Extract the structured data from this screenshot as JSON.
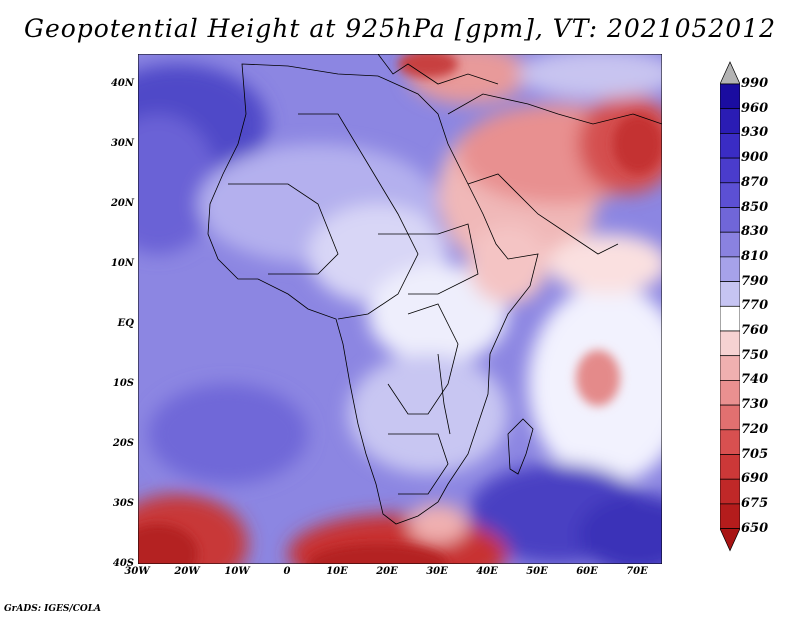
{
  "title": "Geopotential Height at 925hPa [gpm], VT: 2021052012",
  "credit": "GrADS: IGES/COLA",
  "lat_ticks": [
    "40N",
    "30N",
    "20N",
    "10N",
    "EQ",
    "10S",
    "20S",
    "30S",
    "40S"
  ],
  "lon_ticks": [
    "30W",
    "20W",
    "10W",
    "0",
    "10E",
    "20E",
    "30E",
    "40E",
    "50E",
    "60E",
    "70E"
  ],
  "colorbar": {
    "levels": [
      "990",
      "960",
      "930",
      "900",
      "870",
      "850",
      "830",
      "810",
      "790",
      "770",
      "760",
      "750",
      "740",
      "730",
      "720",
      "705",
      "690",
      "675",
      "650"
    ],
    "colors": [
      "#b4b4b4",
      "#1a0ca0",
      "#2a1cb4",
      "#3a2cc4",
      "#4a3ccc",
      "#5c50d4",
      "#7066d8",
      "#8a82e0",
      "#a6a2ea",
      "#c6c4f2",
      "#ffffff",
      "#f6d2d2",
      "#f0b0b0",
      "#ea9090",
      "#e27070",
      "#d85050",
      "#cc3838",
      "#c02828",
      "#b41c1c",
      "#a81414"
    ]
  }
}
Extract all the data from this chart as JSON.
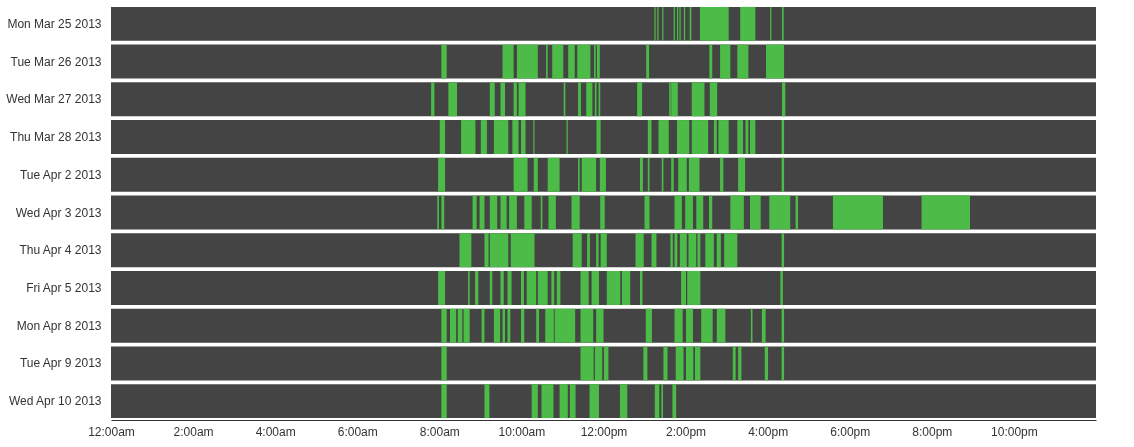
{
  "chart_data": {
    "type": "bar",
    "orientation": "horizontal",
    "grid": false,
    "legend": false,
    "categories": [
      "Mon Mar 25 2013",
      "Tue Mar 26 2013",
      "Wed Mar 27 2013",
      "Thu Mar 28 2013",
      "Tue Apr 2 2013",
      "Wed Apr 3 2013",
      "Thu Apr 4 2013",
      "Fri Apr 5 2013",
      "Mon Apr 8 2013",
      "Tue Apr 9 2013",
      "Wed Apr 10 2013"
    ],
    "xlim": [
      0,
      24
    ],
    "xticks": [
      {
        "value": 0,
        "label": "12:00am"
      },
      {
        "value": 2,
        "label": "2:00am"
      },
      {
        "value": 4,
        "label": "4:00am"
      },
      {
        "value": 6,
        "label": "6:00am"
      },
      {
        "value": 8,
        "label": "8:00am"
      },
      {
        "value": 10,
        "label": "10:00am"
      },
      {
        "value": 12,
        "label": "12:00pm"
      },
      {
        "value": 14,
        "label": "2:00pm"
      },
      {
        "value": 16,
        "label": "4:00pm"
      },
      {
        "value": 18,
        "label": "6:00pm"
      },
      {
        "value": 20,
        "label": "8:00pm"
      },
      {
        "value": 22,
        "label": "10:00pm"
      }
    ],
    "series": [
      {
        "color": "#444444",
        "base": [
          0,
          0,
          0,
          0,
          0,
          0,
          0,
          0,
          0,
          0,
          0
        ],
        "values": [
          24,
          24,
          24,
          24,
          24,
          24,
          24,
          24,
          24,
          24,
          24
        ]
      },
      {
        "color": "#4cbb47",
        "base": [
          13.24,
          8.05,
          7.8,
          8.01,
          7.97,
          7.95,
          8.49,
          7.97,
          8.05,
          8.05,
          8.05
        ],
        "values": [
          0.03,
          0.13,
          0.08,
          0.13,
          0.17,
          0.04,
          0.29,
          0.17,
          0.13,
          0.13,
          0.13
        ]
      },
      {
        "color": "#4cbb47",
        "base": [
          13.31,
          9.54,
          8.22,
          8.53,
          9.81,
          8.05,
          9.1,
          8.7,
          8.26,
          11.44,
          9.1
        ],
        "values": [
          0.03,
          0.27,
          0.21,
          0.35,
          0.34,
          0.07,
          0.1,
          0.04,
          0.15,
          0.32,
          0.12
        ]
      },
      {
        "color": "#4cbb47",
        "base": [
          13.43,
          9.89,
          9.23,
          9.01,
          10.3,
          8.81,
          9.23,
          8.87,
          8.45,
          11.79,
          10.25
        ],
        "values": [
          0.03,
          0.51,
          0.12,
          0.15,
          0.1,
          0.1,
          0.45,
          0.08,
          0.11,
          0.18,
          0.15
        ]
      },
      {
        "color": "#4cbb47",
        "base": [
          13.71,
          10.6,
          9.49,
          9.33,
          10.64,
          8.98,
          9.74,
          9.23,
          8.59,
          12.01,
          10.49
        ],
        "values": [
          0.03,
          0.04,
          0.11,
          0.35,
          0.29,
          0.12,
          0.58,
          0.06,
          0.15,
          0.11,
          0.29
        ]
      },
      {
        "color": "#4cbb47",
        "base": [
          13.79,
          10.75,
          9.81,
          9.78,
          11.38,
          9.23,
          11.25,
          9.49,
          9.03,
          12.97,
          10.93
        ],
        "values": [
          0.03,
          0.27,
          0.08,
          0.15,
          0.04,
          0.18,
          0.22,
          0.08,
          0.07,
          0.1,
          0.2
        ]
      },
      {
        "color": "#4cbb47",
        "base": [
          13.85,
          11.14,
          9.93,
          9.99,
          11.47,
          9.49,
          11.6,
          9.66,
          9.33,
          13.46,
          11.18
        ],
        "values": [
          0.03,
          0.16,
          0.17,
          0.11,
          0.35,
          0.15,
          0.07,
          0.1,
          0.15,
          0.1,
          0.14
        ]
      },
      {
        "color": "#4cbb47",
        "base": [
          13.96,
          11.36,
          11.03,
          10.29,
          11.91,
          9.7,
          11.82,
          9.99,
          9.54,
          13.76,
          11.66
        ],
        "values": [
          0.03,
          0.32,
          0.04,
          0.03,
          0.15,
          0.19,
          0.06,
          0.07,
          0.06,
          0.19,
          0.23
        ]
      },
      {
        "color": "#4cbb47",
        "base": [
          14.1,
          11.77,
          11.38,
          11.1,
          12.89,
          10.07,
          11.93,
          10.13,
          9.66,
          14.01,
          12.4
        ],
        "values": [
          0.04,
          0.04,
          0.07,
          0.03,
          0.07,
          0.18,
          0.15,
          0.23,
          0.07,
          0.18,
          0.18
        ]
      },
      {
        "color": "#4cbb47",
        "base": [
          14.35,
          11.84,
          11.58,
          11.83,
          13.08,
          10.47,
          12.78,
          10.4,
          9.99,
          14.23,
          13.25
        ],
        "values": [
          0.7,
          0.07,
          0.15,
          0.1,
          0.04,
          0.04,
          0.2,
          0.24,
          0.08,
          0.13,
          0.11
        ]
      },
      {
        "color": "#4cbb47",
        "base": [
          15.33,
          13.04,
          11.79,
          13.08,
          13.42,
          10.66,
          13.17,
          10.73,
          10.36,
          15.15,
          13.41
        ],
        "values": [
          0.37,
          0.07,
          0.04,
          0.09,
          0.04,
          0.18,
          0.12,
          0.07,
          0.07,
          0.07,
          0.04
        ]
      },
      {
        "color": "#4cbb47",
        "base": [
          16.06,
          14.58,
          11.88,
          13.34,
          13.65,
          11.22,
          13.63,
          10.86,
          10.58,
          15.28,
          13.68
        ],
        "values": [
          0.03,
          0.07,
          0.04,
          0.25,
          0.06,
          0.2,
          0.06,
          0.09,
          0.21,
          0.08,
          0.09
        ]
      },
      {
        "color": "#4cbb47",
        "base": [
          16.35,
          14.84,
          12.82,
          13.79,
          13.82,
          11.92,
          13.73,
          11.44,
          10.81,
          15.93,
          null
        ],
        "values": [
          0.04,
          0.25,
          0.12,
          0.3,
          0.21,
          0.11,
          0.07,
          0.2,
          0.5,
          0.08,
          null
        ]
      },
      {
        "color": "#4cbb47",
        "base": [
          null,
          15.26,
          13.6,
          14.15,
          14.08,
          13.0,
          13.86,
          11.71,
          11.44,
          16.34,
          null
        ],
        "values": [
          null,
          0.27,
          0.04,
          0.4,
          0.26,
          0.12,
          0.17,
          0.18,
          0.31,
          0.06,
          null
        ]
      },
      {
        "color": "#4cbb47",
        "base": [
          null,
          15.96,
          13.65,
          14.69,
          14.84,
          13.73,
          14.07,
          12.08,
          11.82,
          null,
          null
        ],
        "values": [
          null,
          0.44,
          0.16,
          0.07,
          0.08,
          0.18,
          0.19,
          0.33,
          0.18,
          null,
          null
        ]
      },
      {
        "color": "#4cbb47",
        "base": [
          null,
          null,
          14.15,
          14.8,
          15.28,
          13.99,
          14.29,
          12.45,
          13.03,
          null,
          null
        ],
        "values": [
          null,
          null,
          0.31,
          0.25,
          0.17,
          0.19,
          0.07,
          0.2,
          0.15,
          null,
          null
        ]
      },
      {
        "color": "#4cbb47",
        "base": [
          null,
          null,
          14.59,
          15.26,
          16.34,
          14.26,
          14.48,
          12.89,
          13.73,
          null,
          null
        ],
        "values": [
          null,
          null,
          0.18,
          0.14,
          0.06,
          0.17,
          0.21,
          0.06,
          0.2,
          null,
          null
        ]
      },
      {
        "color": "#4cbb47",
        "base": [
          null,
          null,
          16.35,
          15.46,
          null,
          14.57,
          14.76,
          13.89,
          14.01,
          null,
          null
        ],
        "values": [
          null,
          null,
          0.08,
          0.07,
          null,
          0.08,
          0.1,
          0.12,
          0.17,
          null,
          null
        ]
      },
      {
        "color": "#4cbb47",
        "base": [
          null,
          null,
          null,
          15.57,
          null,
          15.09,
          14.94,
          14.04,
          14.38,
          null,
          null
        ],
        "values": [
          null,
          null,
          null,
          0.13,
          null,
          0.33,
          0.32,
          0.32,
          0.28,
          null,
          null
        ]
      },
      {
        "color": "#4cbb47",
        "base": [
          null,
          null,
          null,
          16.34,
          null,
          15.57,
          16.34,
          16.31,
          14.76,
          null,
          null
        ],
        "values": [
          null,
          null,
          null,
          0.06,
          null,
          0.26,
          0.06,
          0.06,
          0.21,
          null,
          null
        ]
      },
      {
        "color": "#4cbb47",
        "base": [
          null,
          null,
          null,
          null,
          null,
          16.04,
          null,
          null,
          15.59,
          null,
          null
        ],
        "values": [
          null,
          null,
          null,
          null,
          null,
          0.51,
          null,
          null,
          0.04,
          null,
          null
        ]
      },
      {
        "color": "#4cbb47",
        "base": [
          null,
          null,
          null,
          null,
          null,
          16.68,
          null,
          null,
          15.86,
          null,
          null
        ],
        "values": [
          null,
          null,
          null,
          null,
          null,
          0.06,
          null,
          null,
          0.09,
          null,
          null
        ]
      },
      {
        "color": "#4cbb47",
        "base": [
          null,
          null,
          null,
          null,
          null,
          17.59,
          null,
          null,
          16.34,
          null,
          null
        ],
        "values": [
          null,
          null,
          null,
          null,
          null,
          1.22,
          null,
          null,
          0.06,
          null,
          null
        ]
      },
      {
        "color": "#4cbb47",
        "base": [
          null,
          null,
          null,
          null,
          null,
          19.75,
          null,
          null,
          null,
          null,
          null
        ],
        "values": [
          null,
          null,
          null,
          null,
          null,
          1.18,
          null,
          null,
          null,
          null,
          null
        ]
      }
    ]
  }
}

*****

__Exercise goal__:
In the listing, how many lines hold "from"? Answer with a bare number.

__Task answer__:
2